Determine how many lines include "سماع". Give the number and nothing else.

_ _ _

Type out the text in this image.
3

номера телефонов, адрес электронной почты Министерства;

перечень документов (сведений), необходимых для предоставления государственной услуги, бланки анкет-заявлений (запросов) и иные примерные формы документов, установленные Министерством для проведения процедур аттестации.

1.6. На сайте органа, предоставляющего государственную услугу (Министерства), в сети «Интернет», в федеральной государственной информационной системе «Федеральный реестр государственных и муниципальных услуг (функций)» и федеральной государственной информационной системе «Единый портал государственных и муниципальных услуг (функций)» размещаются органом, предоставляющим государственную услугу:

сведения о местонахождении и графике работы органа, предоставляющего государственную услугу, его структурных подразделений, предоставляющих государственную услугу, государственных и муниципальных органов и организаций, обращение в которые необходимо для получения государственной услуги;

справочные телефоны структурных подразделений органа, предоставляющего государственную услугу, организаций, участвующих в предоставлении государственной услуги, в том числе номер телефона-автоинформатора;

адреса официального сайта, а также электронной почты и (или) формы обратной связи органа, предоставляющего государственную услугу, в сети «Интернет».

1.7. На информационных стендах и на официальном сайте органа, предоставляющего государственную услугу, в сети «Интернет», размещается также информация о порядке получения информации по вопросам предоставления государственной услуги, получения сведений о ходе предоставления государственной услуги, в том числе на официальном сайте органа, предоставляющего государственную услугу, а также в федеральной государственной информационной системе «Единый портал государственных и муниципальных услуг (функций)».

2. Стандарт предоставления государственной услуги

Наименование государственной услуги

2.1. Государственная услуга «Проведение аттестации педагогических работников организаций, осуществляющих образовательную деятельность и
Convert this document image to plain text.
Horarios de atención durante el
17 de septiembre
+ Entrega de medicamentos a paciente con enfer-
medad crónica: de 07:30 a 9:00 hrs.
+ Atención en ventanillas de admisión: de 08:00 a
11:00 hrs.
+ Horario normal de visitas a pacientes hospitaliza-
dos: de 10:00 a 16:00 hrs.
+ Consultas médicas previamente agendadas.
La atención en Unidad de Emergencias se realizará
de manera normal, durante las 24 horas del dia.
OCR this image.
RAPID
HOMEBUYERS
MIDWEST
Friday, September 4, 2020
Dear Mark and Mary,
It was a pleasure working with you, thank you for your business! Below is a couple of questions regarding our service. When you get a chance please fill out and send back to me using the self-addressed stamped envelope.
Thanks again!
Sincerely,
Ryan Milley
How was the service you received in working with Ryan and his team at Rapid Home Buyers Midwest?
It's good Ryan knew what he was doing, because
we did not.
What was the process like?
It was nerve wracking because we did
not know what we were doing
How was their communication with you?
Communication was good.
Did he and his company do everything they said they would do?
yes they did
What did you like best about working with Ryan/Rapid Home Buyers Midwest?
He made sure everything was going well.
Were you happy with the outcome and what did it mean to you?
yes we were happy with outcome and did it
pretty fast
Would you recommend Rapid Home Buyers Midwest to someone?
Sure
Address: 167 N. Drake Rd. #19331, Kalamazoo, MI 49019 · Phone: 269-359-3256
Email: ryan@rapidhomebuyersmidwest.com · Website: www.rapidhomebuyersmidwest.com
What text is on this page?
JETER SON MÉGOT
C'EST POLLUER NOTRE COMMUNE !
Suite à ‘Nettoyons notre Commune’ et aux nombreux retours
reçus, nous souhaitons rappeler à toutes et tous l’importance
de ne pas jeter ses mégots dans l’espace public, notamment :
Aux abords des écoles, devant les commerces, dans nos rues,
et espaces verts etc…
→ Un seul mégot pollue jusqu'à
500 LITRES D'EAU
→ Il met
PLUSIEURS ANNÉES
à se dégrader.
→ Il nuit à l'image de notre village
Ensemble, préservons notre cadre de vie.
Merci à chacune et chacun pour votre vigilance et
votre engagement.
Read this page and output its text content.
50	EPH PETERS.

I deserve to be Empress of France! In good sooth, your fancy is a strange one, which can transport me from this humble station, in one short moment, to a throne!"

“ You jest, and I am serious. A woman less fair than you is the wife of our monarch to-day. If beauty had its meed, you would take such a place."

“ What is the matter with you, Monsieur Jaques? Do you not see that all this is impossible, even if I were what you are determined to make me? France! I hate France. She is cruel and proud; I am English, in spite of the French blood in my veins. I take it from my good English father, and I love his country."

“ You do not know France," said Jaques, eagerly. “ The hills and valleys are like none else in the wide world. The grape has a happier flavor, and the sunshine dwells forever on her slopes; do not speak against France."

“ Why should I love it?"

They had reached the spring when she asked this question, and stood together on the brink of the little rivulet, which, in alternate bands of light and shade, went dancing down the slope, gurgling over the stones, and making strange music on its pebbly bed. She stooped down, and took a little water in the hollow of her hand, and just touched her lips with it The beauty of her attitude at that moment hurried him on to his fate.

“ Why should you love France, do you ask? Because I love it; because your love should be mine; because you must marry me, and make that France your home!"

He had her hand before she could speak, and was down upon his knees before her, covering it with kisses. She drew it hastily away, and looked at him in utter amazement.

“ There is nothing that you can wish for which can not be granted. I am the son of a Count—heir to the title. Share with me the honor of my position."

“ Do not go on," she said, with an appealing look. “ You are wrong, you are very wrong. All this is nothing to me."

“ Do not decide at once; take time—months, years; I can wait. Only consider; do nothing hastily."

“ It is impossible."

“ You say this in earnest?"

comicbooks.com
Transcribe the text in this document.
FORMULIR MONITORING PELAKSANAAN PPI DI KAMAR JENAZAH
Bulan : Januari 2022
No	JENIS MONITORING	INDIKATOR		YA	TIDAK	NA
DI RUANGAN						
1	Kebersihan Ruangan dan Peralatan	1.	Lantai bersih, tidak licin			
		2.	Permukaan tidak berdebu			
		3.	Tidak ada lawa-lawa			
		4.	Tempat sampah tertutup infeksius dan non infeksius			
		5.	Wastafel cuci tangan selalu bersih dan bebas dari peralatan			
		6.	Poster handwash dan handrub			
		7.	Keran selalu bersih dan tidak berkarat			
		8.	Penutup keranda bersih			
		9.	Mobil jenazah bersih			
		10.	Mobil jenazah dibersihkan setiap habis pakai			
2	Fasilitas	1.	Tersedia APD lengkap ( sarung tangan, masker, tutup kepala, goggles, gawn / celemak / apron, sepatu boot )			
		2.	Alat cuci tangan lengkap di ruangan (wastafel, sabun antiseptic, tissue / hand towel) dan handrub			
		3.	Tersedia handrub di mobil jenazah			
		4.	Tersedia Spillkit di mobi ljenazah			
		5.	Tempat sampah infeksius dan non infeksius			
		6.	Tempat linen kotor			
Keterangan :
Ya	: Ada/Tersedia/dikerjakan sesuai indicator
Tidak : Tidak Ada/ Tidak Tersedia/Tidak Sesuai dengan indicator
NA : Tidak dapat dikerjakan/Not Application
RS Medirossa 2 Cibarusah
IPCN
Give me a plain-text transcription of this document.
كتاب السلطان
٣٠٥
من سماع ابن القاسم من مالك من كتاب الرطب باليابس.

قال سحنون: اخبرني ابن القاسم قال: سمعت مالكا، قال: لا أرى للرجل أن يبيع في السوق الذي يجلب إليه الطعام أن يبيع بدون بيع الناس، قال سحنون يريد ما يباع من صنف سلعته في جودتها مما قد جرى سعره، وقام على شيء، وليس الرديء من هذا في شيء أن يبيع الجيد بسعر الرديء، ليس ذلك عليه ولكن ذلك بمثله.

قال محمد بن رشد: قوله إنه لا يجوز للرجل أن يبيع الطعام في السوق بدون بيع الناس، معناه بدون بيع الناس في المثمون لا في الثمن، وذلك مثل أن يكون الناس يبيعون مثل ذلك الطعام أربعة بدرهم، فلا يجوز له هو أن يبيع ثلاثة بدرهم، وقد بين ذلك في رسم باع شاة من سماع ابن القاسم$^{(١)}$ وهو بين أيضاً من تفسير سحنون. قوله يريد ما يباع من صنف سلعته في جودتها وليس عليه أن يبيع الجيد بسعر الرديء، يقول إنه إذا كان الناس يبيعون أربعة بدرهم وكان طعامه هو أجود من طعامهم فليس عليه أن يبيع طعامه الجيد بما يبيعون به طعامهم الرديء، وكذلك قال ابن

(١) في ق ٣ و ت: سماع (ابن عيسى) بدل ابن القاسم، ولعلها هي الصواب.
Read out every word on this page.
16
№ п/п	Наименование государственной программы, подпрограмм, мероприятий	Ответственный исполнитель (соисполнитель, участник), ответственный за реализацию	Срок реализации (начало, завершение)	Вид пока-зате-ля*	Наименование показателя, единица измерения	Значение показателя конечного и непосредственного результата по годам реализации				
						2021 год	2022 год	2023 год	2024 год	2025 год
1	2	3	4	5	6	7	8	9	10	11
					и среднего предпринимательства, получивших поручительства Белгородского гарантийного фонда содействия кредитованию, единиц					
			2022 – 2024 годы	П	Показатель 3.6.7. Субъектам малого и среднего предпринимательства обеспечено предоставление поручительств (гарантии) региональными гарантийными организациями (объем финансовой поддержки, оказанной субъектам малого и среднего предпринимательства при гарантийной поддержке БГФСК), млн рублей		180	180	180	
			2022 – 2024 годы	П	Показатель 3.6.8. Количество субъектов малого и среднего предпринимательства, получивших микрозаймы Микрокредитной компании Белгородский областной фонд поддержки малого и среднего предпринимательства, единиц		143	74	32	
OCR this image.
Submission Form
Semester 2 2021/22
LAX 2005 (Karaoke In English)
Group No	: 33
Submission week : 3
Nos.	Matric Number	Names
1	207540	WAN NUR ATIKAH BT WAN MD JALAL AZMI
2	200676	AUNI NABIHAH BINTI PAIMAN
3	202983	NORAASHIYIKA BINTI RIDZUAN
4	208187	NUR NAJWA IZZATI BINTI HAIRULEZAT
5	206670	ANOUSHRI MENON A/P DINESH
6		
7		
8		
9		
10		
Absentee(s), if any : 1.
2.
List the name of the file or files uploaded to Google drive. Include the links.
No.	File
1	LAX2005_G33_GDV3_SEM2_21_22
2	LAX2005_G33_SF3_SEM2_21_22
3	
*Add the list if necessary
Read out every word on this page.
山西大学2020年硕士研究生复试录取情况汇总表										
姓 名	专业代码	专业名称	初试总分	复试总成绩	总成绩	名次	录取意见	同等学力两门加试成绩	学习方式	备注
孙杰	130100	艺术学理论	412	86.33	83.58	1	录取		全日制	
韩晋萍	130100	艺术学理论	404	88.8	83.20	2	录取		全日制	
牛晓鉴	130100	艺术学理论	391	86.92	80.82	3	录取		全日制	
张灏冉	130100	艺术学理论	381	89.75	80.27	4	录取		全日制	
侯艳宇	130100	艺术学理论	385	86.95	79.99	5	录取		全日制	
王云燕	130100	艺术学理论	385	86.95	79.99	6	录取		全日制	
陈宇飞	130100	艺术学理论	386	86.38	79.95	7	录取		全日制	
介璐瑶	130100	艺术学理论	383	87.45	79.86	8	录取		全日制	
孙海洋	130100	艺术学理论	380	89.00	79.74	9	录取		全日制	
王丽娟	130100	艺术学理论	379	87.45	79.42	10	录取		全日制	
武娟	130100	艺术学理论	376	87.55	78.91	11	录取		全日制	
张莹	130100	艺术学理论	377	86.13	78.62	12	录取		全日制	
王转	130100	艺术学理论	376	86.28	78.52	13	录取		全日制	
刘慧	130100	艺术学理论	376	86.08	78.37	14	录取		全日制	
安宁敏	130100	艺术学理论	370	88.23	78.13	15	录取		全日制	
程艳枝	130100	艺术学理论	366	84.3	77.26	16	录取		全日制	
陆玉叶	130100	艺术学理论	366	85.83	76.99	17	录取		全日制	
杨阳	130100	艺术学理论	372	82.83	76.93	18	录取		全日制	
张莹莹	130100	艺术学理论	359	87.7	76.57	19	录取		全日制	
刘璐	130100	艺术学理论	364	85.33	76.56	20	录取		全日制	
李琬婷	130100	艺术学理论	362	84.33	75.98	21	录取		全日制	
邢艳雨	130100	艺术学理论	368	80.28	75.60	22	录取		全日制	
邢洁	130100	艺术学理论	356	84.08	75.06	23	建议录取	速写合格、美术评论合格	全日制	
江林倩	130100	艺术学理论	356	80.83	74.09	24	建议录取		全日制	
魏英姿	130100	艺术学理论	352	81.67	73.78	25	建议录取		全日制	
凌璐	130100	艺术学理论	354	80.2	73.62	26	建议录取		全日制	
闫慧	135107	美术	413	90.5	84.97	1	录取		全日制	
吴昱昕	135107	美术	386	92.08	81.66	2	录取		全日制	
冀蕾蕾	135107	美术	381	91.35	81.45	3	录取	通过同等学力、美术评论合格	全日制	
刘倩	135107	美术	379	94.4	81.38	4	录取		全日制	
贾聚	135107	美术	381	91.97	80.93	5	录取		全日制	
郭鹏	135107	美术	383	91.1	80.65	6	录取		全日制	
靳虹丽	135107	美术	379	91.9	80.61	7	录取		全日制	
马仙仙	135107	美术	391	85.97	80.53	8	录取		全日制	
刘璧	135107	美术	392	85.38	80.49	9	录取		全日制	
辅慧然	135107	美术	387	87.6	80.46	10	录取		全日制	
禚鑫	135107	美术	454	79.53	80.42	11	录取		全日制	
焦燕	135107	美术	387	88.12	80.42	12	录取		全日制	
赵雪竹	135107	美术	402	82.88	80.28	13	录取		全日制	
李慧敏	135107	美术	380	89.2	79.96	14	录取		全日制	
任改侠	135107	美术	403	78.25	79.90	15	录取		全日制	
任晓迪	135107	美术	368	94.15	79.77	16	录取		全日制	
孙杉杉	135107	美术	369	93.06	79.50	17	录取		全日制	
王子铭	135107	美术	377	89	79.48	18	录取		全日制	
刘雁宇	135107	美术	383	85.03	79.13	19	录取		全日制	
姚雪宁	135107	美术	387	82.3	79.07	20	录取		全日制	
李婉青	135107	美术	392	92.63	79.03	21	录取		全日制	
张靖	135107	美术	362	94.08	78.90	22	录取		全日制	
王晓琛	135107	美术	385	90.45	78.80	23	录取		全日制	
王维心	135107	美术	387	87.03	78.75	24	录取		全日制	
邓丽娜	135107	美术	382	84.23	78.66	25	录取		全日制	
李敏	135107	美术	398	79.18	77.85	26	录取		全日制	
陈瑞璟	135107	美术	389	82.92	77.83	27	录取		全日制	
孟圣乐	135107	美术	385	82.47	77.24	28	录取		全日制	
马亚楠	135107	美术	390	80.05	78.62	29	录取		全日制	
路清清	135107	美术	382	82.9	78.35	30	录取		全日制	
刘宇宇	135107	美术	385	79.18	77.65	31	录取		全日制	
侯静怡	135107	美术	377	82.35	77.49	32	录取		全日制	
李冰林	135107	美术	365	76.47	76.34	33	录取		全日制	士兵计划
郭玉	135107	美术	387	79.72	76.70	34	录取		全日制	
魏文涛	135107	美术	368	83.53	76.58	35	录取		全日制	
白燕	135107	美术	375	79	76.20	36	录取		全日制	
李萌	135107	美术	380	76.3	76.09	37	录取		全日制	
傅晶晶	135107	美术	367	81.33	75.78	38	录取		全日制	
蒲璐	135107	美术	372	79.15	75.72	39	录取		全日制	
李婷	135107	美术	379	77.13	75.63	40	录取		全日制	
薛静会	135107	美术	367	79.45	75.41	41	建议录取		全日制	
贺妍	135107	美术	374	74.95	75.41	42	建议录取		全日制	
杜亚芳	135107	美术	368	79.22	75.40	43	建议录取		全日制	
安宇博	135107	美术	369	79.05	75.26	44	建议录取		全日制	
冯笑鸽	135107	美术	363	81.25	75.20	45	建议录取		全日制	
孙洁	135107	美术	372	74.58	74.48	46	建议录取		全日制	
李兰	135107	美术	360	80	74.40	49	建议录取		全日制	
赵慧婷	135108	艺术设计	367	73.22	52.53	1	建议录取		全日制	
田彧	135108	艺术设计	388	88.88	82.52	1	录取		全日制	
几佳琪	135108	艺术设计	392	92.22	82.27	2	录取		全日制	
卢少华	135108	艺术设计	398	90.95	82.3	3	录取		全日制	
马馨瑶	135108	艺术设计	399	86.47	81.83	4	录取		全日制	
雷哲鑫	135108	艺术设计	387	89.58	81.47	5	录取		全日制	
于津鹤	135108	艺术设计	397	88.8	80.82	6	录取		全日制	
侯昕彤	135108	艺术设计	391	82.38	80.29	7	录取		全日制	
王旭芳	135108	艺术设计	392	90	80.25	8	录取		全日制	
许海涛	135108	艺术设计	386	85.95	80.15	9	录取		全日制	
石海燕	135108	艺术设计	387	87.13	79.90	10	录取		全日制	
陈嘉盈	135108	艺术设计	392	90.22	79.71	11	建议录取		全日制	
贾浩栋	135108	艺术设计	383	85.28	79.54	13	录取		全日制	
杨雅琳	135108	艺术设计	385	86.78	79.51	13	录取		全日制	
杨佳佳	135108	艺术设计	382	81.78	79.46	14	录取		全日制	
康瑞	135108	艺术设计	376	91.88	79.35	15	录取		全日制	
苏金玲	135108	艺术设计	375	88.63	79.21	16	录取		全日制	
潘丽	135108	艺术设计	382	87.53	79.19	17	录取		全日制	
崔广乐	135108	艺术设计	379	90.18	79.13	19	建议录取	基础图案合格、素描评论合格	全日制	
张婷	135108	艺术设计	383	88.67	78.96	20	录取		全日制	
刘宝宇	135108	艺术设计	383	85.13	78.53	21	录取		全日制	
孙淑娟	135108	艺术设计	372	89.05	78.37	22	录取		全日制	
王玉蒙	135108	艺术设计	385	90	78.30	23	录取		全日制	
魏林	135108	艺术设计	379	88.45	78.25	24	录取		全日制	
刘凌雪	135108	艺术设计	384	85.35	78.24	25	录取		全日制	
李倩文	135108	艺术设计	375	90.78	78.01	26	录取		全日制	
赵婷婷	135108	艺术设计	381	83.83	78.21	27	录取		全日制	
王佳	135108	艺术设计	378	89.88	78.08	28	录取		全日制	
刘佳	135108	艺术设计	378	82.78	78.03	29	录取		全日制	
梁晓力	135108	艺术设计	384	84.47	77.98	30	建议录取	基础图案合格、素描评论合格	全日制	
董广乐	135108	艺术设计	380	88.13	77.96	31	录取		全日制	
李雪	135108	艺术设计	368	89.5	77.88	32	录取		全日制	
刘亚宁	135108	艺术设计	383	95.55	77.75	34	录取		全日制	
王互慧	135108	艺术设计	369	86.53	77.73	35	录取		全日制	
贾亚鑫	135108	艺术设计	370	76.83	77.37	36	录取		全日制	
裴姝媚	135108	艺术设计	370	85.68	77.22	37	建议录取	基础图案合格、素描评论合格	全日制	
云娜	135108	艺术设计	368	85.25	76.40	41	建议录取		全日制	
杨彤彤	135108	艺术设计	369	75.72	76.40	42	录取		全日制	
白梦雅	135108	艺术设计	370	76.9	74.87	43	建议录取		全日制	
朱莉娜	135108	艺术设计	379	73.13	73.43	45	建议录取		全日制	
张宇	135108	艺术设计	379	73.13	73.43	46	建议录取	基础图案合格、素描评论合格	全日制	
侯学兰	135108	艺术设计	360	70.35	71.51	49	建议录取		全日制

_ _ _

RIGHT ANSWER:
3